Entries taken from a collection:
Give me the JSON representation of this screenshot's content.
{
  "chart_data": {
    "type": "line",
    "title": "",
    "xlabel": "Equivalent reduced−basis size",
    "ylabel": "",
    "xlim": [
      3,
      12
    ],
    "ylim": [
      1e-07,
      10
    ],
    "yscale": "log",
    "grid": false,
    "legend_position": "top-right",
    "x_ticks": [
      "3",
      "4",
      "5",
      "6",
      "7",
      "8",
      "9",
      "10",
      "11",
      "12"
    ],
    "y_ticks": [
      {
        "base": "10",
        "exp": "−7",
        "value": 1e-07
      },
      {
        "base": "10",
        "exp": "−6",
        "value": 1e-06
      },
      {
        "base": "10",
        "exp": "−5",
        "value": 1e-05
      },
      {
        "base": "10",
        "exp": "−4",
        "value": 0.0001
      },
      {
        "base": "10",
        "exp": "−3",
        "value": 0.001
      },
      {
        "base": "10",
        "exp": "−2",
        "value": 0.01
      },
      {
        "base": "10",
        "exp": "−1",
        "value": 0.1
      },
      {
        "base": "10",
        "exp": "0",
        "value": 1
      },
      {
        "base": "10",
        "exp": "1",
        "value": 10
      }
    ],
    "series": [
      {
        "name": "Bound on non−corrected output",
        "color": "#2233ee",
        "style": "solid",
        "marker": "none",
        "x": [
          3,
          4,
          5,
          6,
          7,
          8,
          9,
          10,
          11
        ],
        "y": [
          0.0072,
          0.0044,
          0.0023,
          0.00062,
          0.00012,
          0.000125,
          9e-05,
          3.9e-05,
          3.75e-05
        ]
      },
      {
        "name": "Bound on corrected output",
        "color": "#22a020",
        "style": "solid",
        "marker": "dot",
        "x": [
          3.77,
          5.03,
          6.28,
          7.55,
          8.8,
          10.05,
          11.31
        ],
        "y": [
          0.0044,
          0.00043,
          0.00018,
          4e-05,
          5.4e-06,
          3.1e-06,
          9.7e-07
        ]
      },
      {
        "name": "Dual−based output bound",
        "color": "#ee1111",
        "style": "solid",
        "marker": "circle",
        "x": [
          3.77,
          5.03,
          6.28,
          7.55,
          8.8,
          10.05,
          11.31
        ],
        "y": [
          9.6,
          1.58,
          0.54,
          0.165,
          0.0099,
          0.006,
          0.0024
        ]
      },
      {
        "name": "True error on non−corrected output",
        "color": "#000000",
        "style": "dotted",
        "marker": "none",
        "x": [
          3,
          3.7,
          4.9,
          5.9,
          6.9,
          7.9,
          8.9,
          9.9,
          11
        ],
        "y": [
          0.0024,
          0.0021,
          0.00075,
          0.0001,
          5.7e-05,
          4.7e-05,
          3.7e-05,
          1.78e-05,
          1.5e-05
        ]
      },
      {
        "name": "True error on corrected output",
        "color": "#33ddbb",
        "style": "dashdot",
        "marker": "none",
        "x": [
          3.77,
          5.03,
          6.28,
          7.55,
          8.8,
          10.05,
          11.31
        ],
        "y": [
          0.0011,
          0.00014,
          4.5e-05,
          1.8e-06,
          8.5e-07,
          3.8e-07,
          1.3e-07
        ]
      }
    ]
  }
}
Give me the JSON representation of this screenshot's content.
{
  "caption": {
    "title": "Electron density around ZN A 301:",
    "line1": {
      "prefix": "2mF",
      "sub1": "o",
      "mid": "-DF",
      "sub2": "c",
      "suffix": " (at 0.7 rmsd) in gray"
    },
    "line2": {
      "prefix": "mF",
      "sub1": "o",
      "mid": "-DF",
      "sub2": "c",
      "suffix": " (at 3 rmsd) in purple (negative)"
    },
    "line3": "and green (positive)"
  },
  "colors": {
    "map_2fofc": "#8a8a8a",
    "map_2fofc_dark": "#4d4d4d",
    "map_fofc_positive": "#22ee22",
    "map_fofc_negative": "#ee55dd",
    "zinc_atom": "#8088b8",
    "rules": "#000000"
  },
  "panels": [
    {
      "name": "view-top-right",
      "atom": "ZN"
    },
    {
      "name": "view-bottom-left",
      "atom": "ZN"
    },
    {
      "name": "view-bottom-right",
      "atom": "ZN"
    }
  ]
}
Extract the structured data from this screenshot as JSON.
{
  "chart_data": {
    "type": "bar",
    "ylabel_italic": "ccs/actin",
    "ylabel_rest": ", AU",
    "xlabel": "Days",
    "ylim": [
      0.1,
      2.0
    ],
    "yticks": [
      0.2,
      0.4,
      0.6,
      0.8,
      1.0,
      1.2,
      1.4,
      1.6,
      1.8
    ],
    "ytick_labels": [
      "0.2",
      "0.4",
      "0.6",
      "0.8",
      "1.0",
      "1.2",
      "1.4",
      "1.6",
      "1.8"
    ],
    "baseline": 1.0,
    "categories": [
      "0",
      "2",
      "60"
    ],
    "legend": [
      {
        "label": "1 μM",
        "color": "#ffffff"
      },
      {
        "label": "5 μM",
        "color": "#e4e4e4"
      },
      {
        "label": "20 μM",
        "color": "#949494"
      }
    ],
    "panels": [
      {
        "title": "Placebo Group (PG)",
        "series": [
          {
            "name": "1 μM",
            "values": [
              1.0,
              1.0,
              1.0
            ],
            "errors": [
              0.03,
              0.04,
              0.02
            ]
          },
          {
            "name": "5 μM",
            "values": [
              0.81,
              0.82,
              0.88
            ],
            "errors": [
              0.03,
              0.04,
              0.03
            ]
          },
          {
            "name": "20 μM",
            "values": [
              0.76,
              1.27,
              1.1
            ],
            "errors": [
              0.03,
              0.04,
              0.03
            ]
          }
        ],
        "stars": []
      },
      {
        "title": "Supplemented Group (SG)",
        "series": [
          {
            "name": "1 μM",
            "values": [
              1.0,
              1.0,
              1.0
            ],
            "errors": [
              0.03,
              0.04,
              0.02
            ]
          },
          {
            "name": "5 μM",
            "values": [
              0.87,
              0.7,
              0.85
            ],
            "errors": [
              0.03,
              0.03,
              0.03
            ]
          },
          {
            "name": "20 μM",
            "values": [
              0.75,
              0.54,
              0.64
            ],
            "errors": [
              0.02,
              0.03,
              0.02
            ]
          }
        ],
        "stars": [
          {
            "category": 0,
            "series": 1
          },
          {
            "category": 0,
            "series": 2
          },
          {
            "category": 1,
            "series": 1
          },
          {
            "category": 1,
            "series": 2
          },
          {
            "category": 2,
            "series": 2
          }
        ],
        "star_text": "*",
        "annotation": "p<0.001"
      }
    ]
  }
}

#### Exercise objective
Above are the records; retype them all without a single difference.

#### Result of the exercise
Give me the JSON representation of this screenshot's content.
{
  "chart_data": {
    "type": "line",
    "title": "",
    "xlabel": "Equivalent reduced−basis size",
    "ylabel": "",
    "xlim": [
      3,
      12
    ],
    "ylim": [
      1e-07,
      10
    ],
    "yscale": "log",
    "grid": false,
    "legend_position": "top-right",
    "x_ticks": [
      "3",
      "4",
      "5",
      "6",
      "7",
      "8",
      "9",
      "10",
      "11",
      "12"
    ],
    "y_ticks": [
      {
        "base": "10",
        "exp": "−7",
        "value": 1e-07
      },
      {
        "base": "10",
        "exp": "−6",
        "value": 1e-06
      },
      {
        "base": "10",
        "exp": "−5",
        "value": 1e-05
      },
      {
        "base": "10",
        "exp": "−4",
        "value": 0.0001
      },
      {
        "base": "10",
        "exp": "−3",
        "value": 0.001
      },
      {
        "base": "10",
        "exp": "−2",
        "value": 0.01
      },
      {
        "base": "10",
        "exp": "−1",
        "value": 0.1
      },
      {
        "base": "10",
        "exp": "0",
        "value": 1
      },
      {
        "base": "10",
        "exp": "1",
        "value": 10
      }
    ],
    "series": [
      {
        "name": "Bound on non−corrected output",
        "color": "#2233ee",
        "style": "solid",
        "marker": "none",
        "x": [
          3,
          4,
          5,
          6,
          7,
          8,
          9,
          10,
          11
        ],
        "y": [
          0.0072,
          0.0044,
          0.0023,
          0.00062,
          0.00012,
          0.000125,
          9e-05,
          3.9e-05,
          3.75e-05
        ]
      },
      {
        "name": "Bound on corrected output",
        "color": "#22a020",
        "style": "solid",
        "marker": "dot",
        "x": [
          3.77,
          5.03,
          6.28,
          7.55,
          8.8,
          10.05,
          11.31
        ],
        "y": [
          0.0044,
          0.00043,
          0.00018,
          4e-05,
          5.4e-06,
          3.1e-06,
          9.7e-07
        ]
      },
      {
        "name": "Dual−based output bound",
        "color": "#ee1111",
        "style": "solid",
        "marker": "circle",
        "x": [
          3.77,
          5.03,
          6.28,
          7.55,
          8.8,
          10.05,
          11.31
        ],
        "y": [
          9.6,
          1.58,
          0.54,
          0.165,
          0.0099,
          0.006,
          0.0024
        ]
      },
      {
        "name": "True error on non−corrected output",
        "color": "#000000",
        "style": "dotted",
        "marker": "none",
        "x": [
          3,
          3.7,
          4.9,
          5.9,
          6.9,
          7.9,
          8.9,
          9.9,
          11
        ],
        "y": [
          0.0024,
          0.0021,
          0.00075,
          0.0001,
          5.7e-05,
          4.7e-05,
          3.7e-05,
          1.78e-05,
          1.5e-05
        ]
      },
      {
        "name": "True error on corrected output",
        "color": "#33ddbb",
        "style": "dashdot",
        "marker": "none",
        "x": [
          3.77,
          5.03,
          6.28,
          7.55,
          8.8,
          10.05,
          11.31
        ],
        "y": [
          0.0011,
          0.00014,
          4.5e-05,
          1.8e-06,
          8.5e-07,
          3.8e-07,
          1.3e-07
        ]
      }
    ]
  }
}
Give me the JSON representation of this screenshot's content.
{
  "caption": {
    "title": "Electron density around ZN A 301:",
    "line1": {
      "prefix": "2mF",
      "sub1": "o",
      "mid": "-DF",
      "sub2": "c",
      "suffix": " (at 0.7 rmsd) in gray"
    },
    "line2": {
      "prefix": "mF",
      "sub1": "o",
      "mid": "-DF",
      "sub2": "c",
      "suffix": " (at 3 rmsd) in purple (negative)"
    },
    "line3": "and green (positive)"
  },
  "colors": {
    "map_2fofc": "#8a8a8a",
    "map_2fofc_dark": "#4d4d4d",
    "map_fofc_positive": "#22ee22",
    "map_fofc_negative": "#ee55dd",
    "zinc_atom": "#8088b8",
    "rules": "#000000"
  },
  "panels": [
    {
      "name": "view-top-right",
      "atom": "ZN"
    },
    {
      "name": "view-bottom-left",
      "atom": "ZN"
    },
    {
      "name": "view-bottom-right",
      "atom": "ZN"
    }
  ]
}
Extract the structured data from this screenshot as JSON.
{
  "chart_data": {
    "type": "bar",
    "ylabel_italic": "ccs/actin",
    "ylabel_rest": ", AU",
    "xlabel": "Days",
    "ylim": [
      0.1,
      2.0
    ],
    "yticks": [
      0.2,
      0.4,
      0.6,
      0.8,
      1.0,
      1.2,
      1.4,
      1.6,
      1.8
    ],
    "ytick_labels": [
      "0.2",
      "0.4",
      "0.6",
      "0.8",
      "1.0",
      "1.2",
      "1.4",
      "1.6",
      "1.8"
    ],
    "baseline": 1.0,
    "categories": [
      "0",
      "2",
      "60"
    ],
    "legend": [
      {
        "label": "1 μM",
        "color": "#ffffff"
      },
      {
        "label": "5 μM",
        "color": "#e4e4e4"
      },
      {
        "label": "20 μM",
        "color": "#949494"
      }
    ],
    "panels": [
      {
        "title": "Placebo Group (PG)",
        "series": [
          {
            "name": "1 μM",
            "values": [
              1.0,
              1.0,
              1.0
            ],
            "errors": [
              0.03,
              0.04,
              0.02
            ]
          },
          {
            "name": "5 μM",
            "values": [
              0.81,
              0.82,
              0.88
            ],
            "errors": [
              0.03,
              0.04,
              0.03
            ]
          },
          {
            "name": "20 μM",
            "values": [
              0.76,
              1.27,
              1.1
            ],
            "errors": [
              0.03,
              0.04,
              0.03
            ]
          }
        ],
        "stars": []
      },
      {
        "title": "Supplemented Group (SG)",
        "series": [
          {
            "name": "1 μM",
            "values": [
              1.0,
              1.0,
              1.0
            ],
            "errors": [
              0.03,
              0.04,
              0.02
            ]
          },
          {
            "name": "5 μM",
            "values": [
              0.87,
              0.7,
              0.85
            ],
            "errors": [
              0.03,
              0.03,
              0.03
            ]
          },
          {
            "name": "20 μM",
            "values": [
              0.75,
              0.54,
              0.64
            ],
            "errors": [
              0.02,
              0.03,
              0.02
            ]
          }
        ],
        "stars": [
          {
            "category": 0,
            "series": 1
          },
          {
            "category": 0,
            "series": 2
          },
          {
            "category": 1,
            "series": 1
          },
          {
            "category": 1,
            "series": 2
          },
          {
            "category": 2,
            "series": 2
          }
        ],
        "star_text": "*",
        "annotation": "p<0.001"
      }
    ]
  }
}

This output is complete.